### Exercise material ###

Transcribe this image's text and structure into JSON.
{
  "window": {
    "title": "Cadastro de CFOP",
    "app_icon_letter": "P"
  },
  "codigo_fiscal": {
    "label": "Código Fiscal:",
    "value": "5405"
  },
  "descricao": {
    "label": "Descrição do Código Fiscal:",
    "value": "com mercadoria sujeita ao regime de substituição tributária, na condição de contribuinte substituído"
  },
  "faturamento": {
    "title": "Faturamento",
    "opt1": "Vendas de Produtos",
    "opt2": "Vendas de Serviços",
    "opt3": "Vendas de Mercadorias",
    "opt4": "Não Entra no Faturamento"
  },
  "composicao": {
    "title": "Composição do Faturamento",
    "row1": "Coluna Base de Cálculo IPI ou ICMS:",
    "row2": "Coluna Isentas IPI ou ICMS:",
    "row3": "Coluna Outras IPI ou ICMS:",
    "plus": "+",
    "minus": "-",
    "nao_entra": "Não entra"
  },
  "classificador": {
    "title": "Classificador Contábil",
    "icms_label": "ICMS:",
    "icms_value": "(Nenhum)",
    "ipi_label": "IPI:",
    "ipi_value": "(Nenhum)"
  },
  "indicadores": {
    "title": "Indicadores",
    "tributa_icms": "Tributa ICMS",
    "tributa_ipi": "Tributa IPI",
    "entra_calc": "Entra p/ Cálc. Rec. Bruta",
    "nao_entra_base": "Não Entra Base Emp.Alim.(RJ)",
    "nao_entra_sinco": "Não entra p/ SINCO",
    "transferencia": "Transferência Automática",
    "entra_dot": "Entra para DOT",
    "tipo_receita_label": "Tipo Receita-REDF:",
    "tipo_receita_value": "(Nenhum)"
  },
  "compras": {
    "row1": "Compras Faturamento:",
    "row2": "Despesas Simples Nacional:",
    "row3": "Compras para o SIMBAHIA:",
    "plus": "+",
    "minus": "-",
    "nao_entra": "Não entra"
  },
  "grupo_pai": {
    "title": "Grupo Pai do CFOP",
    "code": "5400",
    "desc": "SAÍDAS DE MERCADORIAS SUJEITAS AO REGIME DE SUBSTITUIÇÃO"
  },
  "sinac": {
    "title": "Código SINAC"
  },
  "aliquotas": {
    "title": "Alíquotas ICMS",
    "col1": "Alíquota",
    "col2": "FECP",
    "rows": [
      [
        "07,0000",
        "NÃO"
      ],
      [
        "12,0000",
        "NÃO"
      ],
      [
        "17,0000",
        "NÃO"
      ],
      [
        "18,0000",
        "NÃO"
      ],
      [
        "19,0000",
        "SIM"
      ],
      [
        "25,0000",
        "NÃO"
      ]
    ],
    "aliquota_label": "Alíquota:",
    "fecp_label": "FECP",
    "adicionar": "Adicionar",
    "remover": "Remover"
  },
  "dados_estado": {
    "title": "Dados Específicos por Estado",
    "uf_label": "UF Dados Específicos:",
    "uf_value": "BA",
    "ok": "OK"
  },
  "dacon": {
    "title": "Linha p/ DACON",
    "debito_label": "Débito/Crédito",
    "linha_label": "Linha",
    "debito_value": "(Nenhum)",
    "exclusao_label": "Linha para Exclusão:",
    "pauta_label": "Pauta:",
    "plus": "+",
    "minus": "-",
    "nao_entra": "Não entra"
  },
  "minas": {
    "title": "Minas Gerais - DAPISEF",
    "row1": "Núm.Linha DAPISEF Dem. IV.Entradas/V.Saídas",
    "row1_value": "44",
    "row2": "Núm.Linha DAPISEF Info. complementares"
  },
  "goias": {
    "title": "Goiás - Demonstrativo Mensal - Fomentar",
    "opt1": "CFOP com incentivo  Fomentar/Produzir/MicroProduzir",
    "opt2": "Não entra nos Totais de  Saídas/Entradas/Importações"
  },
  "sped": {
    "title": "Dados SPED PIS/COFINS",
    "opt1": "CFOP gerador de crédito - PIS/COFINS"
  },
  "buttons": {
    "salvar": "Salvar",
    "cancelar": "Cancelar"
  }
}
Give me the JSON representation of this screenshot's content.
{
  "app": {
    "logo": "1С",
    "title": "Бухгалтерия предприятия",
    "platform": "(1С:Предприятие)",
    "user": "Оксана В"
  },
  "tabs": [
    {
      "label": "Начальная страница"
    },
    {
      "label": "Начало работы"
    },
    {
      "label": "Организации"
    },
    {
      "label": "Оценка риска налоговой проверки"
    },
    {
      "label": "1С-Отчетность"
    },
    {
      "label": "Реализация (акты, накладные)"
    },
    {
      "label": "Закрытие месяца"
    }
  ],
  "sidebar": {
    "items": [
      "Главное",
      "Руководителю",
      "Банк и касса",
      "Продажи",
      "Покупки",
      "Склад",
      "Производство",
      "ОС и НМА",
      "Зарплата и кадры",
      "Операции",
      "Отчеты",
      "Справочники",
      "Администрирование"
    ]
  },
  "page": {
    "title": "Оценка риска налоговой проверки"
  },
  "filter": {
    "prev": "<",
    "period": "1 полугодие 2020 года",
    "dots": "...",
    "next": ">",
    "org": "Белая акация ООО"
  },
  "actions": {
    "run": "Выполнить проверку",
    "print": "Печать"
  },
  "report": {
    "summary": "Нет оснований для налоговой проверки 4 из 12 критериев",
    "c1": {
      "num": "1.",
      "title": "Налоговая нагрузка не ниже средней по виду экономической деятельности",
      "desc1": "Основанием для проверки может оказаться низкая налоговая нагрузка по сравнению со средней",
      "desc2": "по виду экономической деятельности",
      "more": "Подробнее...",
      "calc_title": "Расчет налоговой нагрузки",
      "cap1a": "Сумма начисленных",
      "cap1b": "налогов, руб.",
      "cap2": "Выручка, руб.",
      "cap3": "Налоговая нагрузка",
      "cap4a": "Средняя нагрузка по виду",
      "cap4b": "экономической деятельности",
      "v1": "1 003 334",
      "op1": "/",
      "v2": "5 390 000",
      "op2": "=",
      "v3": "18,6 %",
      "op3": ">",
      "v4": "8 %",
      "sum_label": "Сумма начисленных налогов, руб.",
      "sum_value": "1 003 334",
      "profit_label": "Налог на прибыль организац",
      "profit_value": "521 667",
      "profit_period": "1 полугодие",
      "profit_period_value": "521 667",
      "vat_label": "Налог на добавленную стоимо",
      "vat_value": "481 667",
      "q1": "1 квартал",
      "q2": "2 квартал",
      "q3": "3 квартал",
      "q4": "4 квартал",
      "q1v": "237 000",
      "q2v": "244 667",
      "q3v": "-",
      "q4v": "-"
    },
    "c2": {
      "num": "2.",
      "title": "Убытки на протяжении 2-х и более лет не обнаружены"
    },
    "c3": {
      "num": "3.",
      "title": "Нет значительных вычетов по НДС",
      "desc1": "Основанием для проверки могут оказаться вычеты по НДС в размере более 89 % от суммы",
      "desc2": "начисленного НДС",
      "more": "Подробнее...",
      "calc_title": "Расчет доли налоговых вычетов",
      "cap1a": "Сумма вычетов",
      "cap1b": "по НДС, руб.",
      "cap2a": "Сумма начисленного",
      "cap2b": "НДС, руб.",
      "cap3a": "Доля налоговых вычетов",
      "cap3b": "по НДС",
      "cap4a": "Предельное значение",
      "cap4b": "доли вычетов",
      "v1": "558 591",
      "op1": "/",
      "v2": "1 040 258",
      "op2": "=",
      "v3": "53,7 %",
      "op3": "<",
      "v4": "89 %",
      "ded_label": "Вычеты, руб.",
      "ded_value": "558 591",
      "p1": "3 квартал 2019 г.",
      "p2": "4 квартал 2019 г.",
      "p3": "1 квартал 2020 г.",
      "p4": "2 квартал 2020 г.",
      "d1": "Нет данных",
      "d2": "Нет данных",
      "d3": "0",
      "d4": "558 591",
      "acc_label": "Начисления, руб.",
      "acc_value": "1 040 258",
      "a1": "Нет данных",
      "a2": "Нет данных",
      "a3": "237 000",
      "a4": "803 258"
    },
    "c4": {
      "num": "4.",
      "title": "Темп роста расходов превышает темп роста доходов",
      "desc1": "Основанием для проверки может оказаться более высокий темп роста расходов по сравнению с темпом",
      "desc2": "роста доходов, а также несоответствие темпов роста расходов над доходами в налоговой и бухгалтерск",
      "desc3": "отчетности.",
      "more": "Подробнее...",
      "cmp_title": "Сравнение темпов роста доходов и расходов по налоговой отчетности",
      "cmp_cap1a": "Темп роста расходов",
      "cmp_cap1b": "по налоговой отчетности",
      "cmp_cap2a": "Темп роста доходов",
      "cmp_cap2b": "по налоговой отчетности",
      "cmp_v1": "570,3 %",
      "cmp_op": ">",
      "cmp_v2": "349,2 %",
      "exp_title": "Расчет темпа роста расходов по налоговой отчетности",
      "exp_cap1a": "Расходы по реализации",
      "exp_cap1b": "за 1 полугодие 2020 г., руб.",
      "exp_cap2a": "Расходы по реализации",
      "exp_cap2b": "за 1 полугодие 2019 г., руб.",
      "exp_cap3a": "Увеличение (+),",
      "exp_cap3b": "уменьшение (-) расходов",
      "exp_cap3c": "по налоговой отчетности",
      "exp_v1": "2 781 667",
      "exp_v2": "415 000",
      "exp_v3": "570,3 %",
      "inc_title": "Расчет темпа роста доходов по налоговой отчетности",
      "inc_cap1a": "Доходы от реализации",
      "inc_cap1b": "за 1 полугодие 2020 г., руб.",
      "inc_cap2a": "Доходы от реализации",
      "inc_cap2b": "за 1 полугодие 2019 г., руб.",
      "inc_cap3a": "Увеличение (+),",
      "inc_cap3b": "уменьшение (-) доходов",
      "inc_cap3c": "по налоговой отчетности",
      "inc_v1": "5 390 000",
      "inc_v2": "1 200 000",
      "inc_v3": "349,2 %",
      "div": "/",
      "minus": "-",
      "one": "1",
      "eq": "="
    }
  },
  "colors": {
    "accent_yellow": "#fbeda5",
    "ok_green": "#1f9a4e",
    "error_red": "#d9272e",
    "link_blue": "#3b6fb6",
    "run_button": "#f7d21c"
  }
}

###

**Required work:** Pull out each line of the records holding the string "начисленного".

**The output:**
      "desc2": "начисленного НДС",
      "cap2a": "Сумма начисленного",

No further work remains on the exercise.